(Data excerpts)
<<<<
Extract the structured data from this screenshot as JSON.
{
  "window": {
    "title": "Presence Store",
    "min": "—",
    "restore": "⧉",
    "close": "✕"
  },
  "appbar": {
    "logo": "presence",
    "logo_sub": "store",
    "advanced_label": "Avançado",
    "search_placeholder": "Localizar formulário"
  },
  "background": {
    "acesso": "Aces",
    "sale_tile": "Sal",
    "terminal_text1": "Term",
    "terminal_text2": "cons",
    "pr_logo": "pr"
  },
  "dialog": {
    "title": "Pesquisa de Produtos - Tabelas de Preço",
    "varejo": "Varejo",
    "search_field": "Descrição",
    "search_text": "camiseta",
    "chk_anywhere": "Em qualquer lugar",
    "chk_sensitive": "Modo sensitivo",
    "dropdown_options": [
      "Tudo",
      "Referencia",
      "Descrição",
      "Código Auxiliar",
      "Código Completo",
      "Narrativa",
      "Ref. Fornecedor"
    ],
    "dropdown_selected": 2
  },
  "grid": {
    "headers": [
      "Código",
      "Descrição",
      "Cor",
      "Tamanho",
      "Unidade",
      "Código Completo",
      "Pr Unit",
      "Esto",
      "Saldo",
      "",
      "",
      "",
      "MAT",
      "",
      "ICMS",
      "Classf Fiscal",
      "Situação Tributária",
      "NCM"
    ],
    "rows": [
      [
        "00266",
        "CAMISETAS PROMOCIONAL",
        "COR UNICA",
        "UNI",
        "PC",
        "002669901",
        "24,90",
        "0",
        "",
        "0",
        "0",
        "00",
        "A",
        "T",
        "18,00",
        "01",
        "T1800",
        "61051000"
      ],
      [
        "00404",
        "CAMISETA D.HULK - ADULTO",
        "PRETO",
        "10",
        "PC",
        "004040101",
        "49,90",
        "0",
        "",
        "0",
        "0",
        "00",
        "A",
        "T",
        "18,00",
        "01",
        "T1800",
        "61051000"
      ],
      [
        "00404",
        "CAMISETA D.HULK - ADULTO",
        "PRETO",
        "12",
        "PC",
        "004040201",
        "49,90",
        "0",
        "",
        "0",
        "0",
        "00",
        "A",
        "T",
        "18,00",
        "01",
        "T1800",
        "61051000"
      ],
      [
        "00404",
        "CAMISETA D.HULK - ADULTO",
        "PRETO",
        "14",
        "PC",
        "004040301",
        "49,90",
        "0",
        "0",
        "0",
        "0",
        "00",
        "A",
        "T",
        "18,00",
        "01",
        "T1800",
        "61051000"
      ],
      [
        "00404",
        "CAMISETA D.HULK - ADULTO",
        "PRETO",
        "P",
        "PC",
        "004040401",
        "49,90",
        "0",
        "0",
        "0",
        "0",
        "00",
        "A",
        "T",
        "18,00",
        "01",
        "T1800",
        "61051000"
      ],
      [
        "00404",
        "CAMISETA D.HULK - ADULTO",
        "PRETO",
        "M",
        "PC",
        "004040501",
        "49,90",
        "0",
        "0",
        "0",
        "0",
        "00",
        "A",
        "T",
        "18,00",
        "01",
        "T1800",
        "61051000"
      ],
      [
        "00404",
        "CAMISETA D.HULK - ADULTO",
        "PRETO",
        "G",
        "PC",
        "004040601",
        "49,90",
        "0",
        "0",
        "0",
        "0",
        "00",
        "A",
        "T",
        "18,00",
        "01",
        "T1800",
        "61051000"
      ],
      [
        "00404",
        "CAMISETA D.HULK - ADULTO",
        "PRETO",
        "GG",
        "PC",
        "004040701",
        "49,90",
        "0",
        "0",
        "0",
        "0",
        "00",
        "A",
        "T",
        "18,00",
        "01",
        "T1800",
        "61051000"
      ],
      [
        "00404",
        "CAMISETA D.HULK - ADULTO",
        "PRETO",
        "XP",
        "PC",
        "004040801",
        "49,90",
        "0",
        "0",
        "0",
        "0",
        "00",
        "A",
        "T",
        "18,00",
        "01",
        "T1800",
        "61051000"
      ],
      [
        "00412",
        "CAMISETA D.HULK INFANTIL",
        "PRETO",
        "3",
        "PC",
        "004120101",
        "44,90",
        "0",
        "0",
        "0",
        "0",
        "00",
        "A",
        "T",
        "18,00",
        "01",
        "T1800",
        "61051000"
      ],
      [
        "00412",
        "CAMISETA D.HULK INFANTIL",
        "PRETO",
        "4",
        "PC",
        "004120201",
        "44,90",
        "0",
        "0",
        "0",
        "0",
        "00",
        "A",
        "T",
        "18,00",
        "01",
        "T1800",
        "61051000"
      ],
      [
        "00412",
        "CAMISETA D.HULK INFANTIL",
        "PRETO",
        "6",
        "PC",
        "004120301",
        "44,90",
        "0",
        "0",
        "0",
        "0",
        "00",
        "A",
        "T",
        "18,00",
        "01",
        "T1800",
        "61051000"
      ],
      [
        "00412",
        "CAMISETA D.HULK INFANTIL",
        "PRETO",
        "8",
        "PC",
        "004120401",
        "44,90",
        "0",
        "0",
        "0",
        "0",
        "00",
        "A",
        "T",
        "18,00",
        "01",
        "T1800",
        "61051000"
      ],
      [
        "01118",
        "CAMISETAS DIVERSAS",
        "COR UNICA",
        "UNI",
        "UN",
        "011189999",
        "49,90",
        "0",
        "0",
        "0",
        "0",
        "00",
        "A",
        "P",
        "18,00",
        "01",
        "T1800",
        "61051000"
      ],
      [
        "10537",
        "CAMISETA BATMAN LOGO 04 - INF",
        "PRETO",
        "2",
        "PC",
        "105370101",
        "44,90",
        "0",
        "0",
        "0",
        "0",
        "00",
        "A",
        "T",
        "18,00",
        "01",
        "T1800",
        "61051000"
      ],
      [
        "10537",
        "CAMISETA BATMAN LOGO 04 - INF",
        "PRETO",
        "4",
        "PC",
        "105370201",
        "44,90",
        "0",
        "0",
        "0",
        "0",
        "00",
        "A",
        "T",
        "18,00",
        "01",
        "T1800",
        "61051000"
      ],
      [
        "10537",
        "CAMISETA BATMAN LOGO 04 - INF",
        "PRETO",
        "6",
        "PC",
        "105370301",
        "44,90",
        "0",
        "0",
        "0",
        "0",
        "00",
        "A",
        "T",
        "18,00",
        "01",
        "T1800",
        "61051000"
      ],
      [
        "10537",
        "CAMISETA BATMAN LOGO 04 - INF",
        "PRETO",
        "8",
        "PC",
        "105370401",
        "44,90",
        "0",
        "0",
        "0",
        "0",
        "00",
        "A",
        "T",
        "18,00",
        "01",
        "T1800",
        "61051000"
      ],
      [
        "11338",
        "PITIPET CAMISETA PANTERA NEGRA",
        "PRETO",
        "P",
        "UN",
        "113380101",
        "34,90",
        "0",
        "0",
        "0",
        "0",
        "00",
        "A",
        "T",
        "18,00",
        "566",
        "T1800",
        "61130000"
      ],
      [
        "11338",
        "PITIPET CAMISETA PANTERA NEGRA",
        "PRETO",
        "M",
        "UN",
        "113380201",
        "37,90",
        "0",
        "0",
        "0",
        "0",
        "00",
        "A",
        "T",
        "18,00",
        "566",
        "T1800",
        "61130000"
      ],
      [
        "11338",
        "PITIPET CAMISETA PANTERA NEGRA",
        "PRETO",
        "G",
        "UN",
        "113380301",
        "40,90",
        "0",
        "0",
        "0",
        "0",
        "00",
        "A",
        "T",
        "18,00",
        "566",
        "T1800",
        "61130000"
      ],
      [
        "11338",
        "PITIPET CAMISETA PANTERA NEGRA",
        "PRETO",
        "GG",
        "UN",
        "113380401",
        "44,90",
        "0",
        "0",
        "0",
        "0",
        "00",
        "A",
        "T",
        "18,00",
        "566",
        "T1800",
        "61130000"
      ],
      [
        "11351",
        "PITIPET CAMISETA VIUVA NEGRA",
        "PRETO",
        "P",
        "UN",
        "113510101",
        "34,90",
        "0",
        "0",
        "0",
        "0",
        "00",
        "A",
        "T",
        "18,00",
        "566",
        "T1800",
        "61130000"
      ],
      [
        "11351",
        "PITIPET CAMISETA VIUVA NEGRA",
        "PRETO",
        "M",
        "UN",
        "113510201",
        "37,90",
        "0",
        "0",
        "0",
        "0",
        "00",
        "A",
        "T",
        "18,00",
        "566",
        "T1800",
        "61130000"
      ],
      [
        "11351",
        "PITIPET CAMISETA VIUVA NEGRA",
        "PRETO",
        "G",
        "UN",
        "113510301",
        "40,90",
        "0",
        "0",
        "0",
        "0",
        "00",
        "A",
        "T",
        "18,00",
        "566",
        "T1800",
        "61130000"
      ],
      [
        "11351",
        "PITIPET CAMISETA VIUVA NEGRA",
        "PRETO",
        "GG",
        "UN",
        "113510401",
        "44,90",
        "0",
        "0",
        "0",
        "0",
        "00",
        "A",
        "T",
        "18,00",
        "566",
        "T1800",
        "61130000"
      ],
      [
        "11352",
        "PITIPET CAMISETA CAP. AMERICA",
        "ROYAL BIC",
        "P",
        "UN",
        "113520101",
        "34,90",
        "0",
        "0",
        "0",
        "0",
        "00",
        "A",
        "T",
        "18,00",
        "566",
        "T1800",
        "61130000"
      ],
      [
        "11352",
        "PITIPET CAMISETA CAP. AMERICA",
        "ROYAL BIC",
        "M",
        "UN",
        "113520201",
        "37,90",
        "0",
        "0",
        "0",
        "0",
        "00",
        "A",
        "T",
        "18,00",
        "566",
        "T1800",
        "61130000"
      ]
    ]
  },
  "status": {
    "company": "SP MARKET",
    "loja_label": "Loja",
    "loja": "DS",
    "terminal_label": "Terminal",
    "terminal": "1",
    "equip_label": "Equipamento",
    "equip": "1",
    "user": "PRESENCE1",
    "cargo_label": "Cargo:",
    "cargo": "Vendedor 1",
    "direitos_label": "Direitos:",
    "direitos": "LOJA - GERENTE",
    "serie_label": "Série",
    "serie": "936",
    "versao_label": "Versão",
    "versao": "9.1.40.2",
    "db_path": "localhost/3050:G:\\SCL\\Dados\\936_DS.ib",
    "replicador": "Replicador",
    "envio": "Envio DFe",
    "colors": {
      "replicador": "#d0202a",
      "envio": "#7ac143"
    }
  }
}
>>>>
# AIM
From the listing above, collect each line in which the string "Código" appears.

# TASK OUTPUT
      "Código Auxiliar",
      "Código Completo",
      "Código",
      "Código Completo",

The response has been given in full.